Stored data entries
((
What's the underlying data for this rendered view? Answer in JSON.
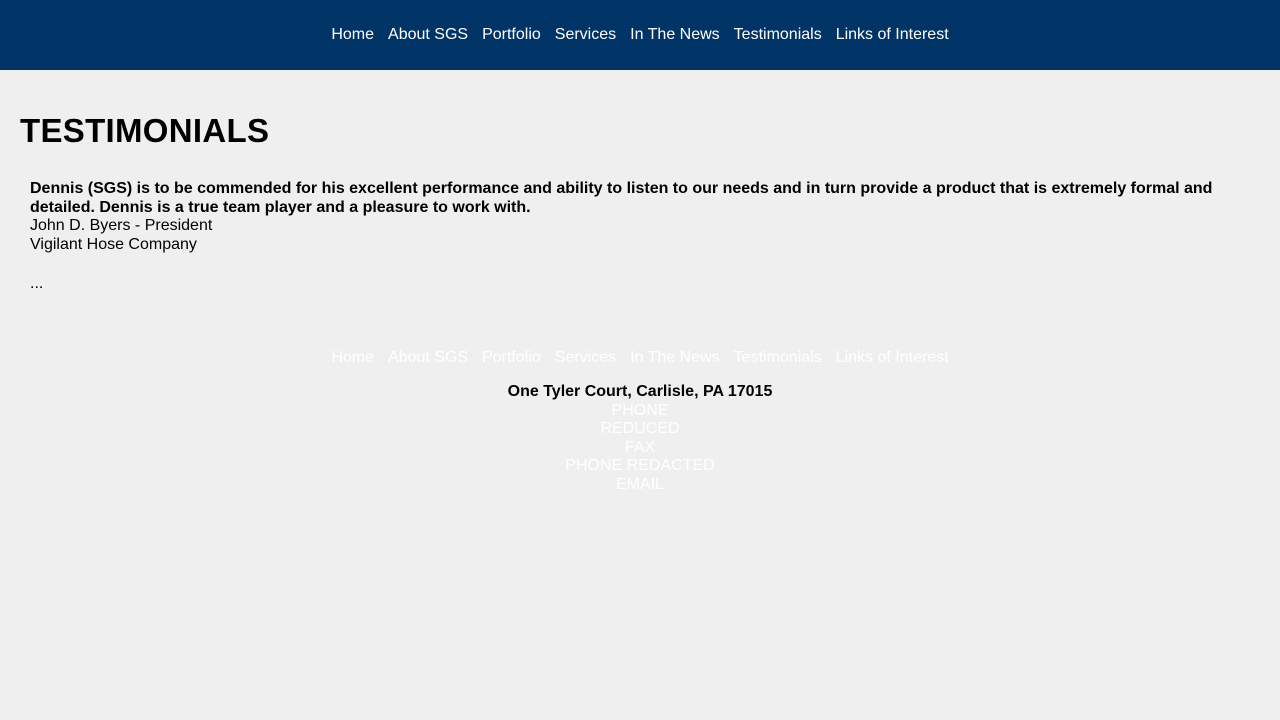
{
  "header": {
    "nav": [
      {
        "label": "Home"
      },
      {
        "label": "About SGS"
      },
      {
        "label": "Portfolio"
      },
      {
        "label": "Services"
      },
      {
        "label": "In The News"
      },
      {
        "label": "Testimonials"
      },
      {
        "label": "Links of Interest"
      }
    ],
    "background_color": "#003366"
  },
  "main": {
    "title": "TESTIMONIALS",
    "testimonial": {
      "quote": "Dennis (SGS) is to be commended for his excellent performance and ability to listen to our needs and in turn provide a product that is extremely formal and detailed. Dennis is a true team player and a pleasure to work with.",
      "author": "John D. Byers - President",
      "organization": "Vigilant Hose Company"
    },
    "ellipsis": "..."
  },
  "footer": {
    "nav": [
      {
        "label": "Home"
      },
      {
        "label": "About SGS"
      },
      {
        "label": "Portfolio"
      },
      {
        "label": "Services"
      },
      {
        "label": "In The News"
      },
      {
        "label": "Testimonials"
      },
      {
        "label": "Links of Interest"
      }
    ],
    "address": "One Tyler Court, Carlisle, PA 17015",
    "phone_label": "PHONE",
    "phone_value": "REDUCED",
    "fax_label": "FAX",
    "fax_value": "PHONE REDACTED",
    "email_label": "EMAIL"
  }
}
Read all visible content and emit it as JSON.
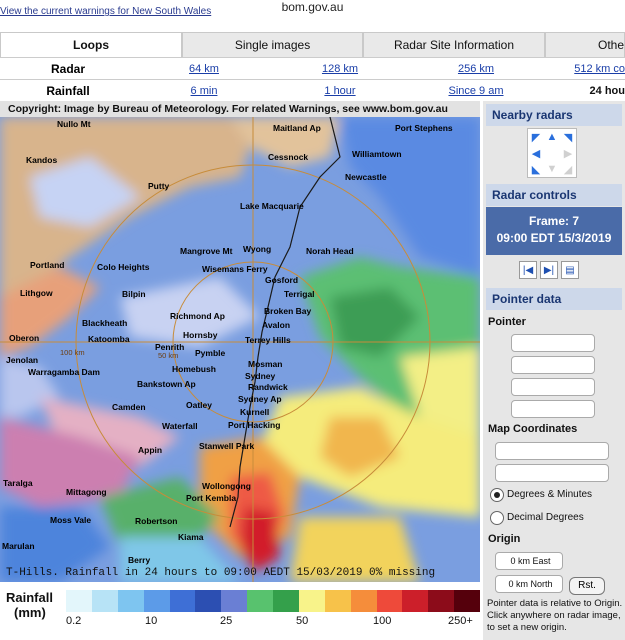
{
  "browser": {
    "url": "bom.gov.au",
    "warnings_link": "View the current warnings for New South Wales"
  },
  "tabs": [
    {
      "label": "Loops",
      "active": true
    },
    {
      "label": "Single images",
      "active": false
    },
    {
      "label": "Radar Site Information",
      "active": false
    },
    {
      "label": "Othe",
      "active": false
    }
  ],
  "radar_row": {
    "label": "Radar",
    "options": [
      "64 km",
      "128 km",
      "256 km",
      "512 km co"
    ]
  },
  "rainfall_row": {
    "label": "Rainfall",
    "options": [
      "6 min",
      "1 hour",
      "Since 9 am"
    ],
    "current": "24 hou"
  },
  "map": {
    "copyright": "Copyright: Image by Bureau of Meteorology. For related Warnings, see www.bom.gov.au",
    "caption": "T-Hills. Rainfall in 24 hours to 09:00 AEDT 15/03/2019 0% missing",
    "range_labels": [
      "100 km",
      "50 km"
    ],
    "places": [
      "Nullo Mt",
      "Maitland Ap",
      "Port Stephens",
      "Kandos",
      "Cessnock",
      "Williamtown",
      "Putty",
      "Newcastle",
      "Lake Macquarie",
      "Wyong",
      "Norah Head",
      "Mangrove Mt",
      "Portland",
      "Colo Heights",
      "Wisemans Ferry",
      "Gosford",
      "Lithgow",
      "Bilpin",
      "Terrigal",
      "Richmond Ap",
      "Broken Bay",
      "Blackheath",
      "Avalon",
      "Oberon",
      "Katoomba",
      "Penrith",
      "Hornsby",
      "Terrey Hills",
      "Pymble",
      "Jenolan",
      "Mosman",
      "Homebush",
      "Sydney",
      "Warragamba Dam",
      "Bankstown Ap",
      "Randwick",
      "Sydney Ap",
      "Camden",
      "Oatley",
      "Kurnell",
      "Waterfall",
      "Port Hacking",
      "Appin",
      "Stanwell Park",
      "Taralga",
      "Wollongong",
      "Mittagong",
      "Port Kembla",
      "Moss Vale",
      "Robertson",
      "Kiama",
      "Marulan",
      "Berry"
    ]
  },
  "legend": {
    "title_line1": "Rainfall",
    "title_line2": "(mm)",
    "colors": [
      "#e3f6fb",
      "#b7e3f6",
      "#7ec5f0",
      "#5c9be8",
      "#3e6fd6",
      "#2c4fb2",
      "#6a7fd4",
      "#58c26e",
      "#34a04b",
      "#f8f38a",
      "#f7c24a",
      "#f58d3b",
      "#ee4a3a",
      "#cc1f2a",
      "#8c0c1a",
      "#55000c"
    ],
    "ticks": [
      "0.2",
      "10",
      "25",
      "50",
      "100",
      "250+"
    ]
  },
  "sidebar": {
    "nearby_radars": "Nearby radars",
    "radar_controls": "Radar controls",
    "frame_label": "Frame: 7",
    "frame_time": "09:00 EDT 15/3/2019",
    "pointer_data": "Pointer data",
    "pointer": "Pointer",
    "map_coordinates": "Map Coordinates",
    "deg_minutes": "Degrees & Minutes",
    "decimal_degrees": "Decimal Degrees",
    "origin": "Origin",
    "origin_east": "0 km East",
    "origin_north": "0 km North",
    "reset": "Rst.",
    "note": "Pointer data is relative to Origin. Click anywhere on radar image, to set a new origin."
  },
  "colors": {
    "tab_active": "#ffffff",
    "tab_inactive": "#e9e9e9",
    "sidebar_header": "#cdd8ea",
    "frame_box": "#4a6ba8"
  },
  "icons": [
    "arrow-up-left-icon",
    "arrow-up-icon",
    "arrow-up-right-icon",
    "arrow-left-icon",
    "arrow-right-icon",
    "arrow-down-left-icon",
    "arrow-down-icon",
    "arrow-down-right-icon",
    "step-back-icon",
    "step-forward-icon",
    "print-icon"
  ]
}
))
— AIM OF THE TASK —
Identify and copy all lines with the word "down".

— ANSWER IN FULL —
    "arrow-down-left-icon",
    "arrow-down-icon",
    "arrow-down-right-icon",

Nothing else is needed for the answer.